The request:
Would you quote the material below in full and unchanged?

# # # #

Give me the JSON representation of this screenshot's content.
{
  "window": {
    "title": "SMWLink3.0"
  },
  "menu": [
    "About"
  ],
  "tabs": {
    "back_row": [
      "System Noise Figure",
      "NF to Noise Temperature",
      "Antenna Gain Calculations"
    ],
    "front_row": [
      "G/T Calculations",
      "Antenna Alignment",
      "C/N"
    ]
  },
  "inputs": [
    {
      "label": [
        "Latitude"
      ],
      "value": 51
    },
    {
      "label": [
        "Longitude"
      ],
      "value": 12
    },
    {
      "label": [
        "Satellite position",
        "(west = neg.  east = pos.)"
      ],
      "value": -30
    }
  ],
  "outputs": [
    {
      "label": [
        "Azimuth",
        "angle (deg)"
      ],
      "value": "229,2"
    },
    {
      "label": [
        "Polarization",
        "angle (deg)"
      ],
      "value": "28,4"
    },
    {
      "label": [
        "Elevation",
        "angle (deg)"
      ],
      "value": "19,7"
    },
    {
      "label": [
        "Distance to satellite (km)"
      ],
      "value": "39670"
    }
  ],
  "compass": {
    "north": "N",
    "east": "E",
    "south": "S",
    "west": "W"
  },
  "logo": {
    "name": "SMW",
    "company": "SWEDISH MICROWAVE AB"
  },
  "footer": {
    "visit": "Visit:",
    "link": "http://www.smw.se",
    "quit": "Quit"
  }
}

# # # #

Result below:
Give me the JSON representation of this screenshot's content.
{
  "window": {
    "title": "SMWLink3.0"
  },
  "menu": [
    "About"
  ],
  "tabs": {
    "back_row": [
      "System Noise Figure",
      "NF to Noise Temperature",
      "Antenna Gain Calculations"
    ],
    "front_row": [
      "G/T Calculations",
      "Antenna Alignment",
      "C/N"
    ]
  },
  "inputs": [
    {
      "label": [
        "Latitude"
      ],
      "value": 51
    },
    {
      "label": [
        "Longitude"
      ],
      "value": 12
    },
    {
      "label": [
        "Satellite position",
        "(west = neg.  east = pos.)"
      ],
      "value": -30
    }
  ],
  "outputs": [
    {
      "label": [
        "Azimuth",
        "angle (deg)"
      ],
      "value": "229,2"
    },
    {
      "label": [
        "Polarization",
        "angle (deg)"
      ],
      "value": "28,4"
    },
    {
      "label": [
        "Elevation",
        "angle (deg)"
      ],
      "value": "19,7"
    },
    {
      "label": [
        "Distance to satellite (km)"
      ],
      "value": "39670"
    }
  ],
  "compass": {
    "north": "N",
    "east": "E",
    "south": "S",
    "west": "W"
  },
  "logo": {
    "name": "SMW",
    "company": "SWEDISH MICROWAVE AB"
  },
  "footer": {
    "visit": "Visit:",
    "link": "http://www.smw.se",
    "quit": "Quit"
  }
}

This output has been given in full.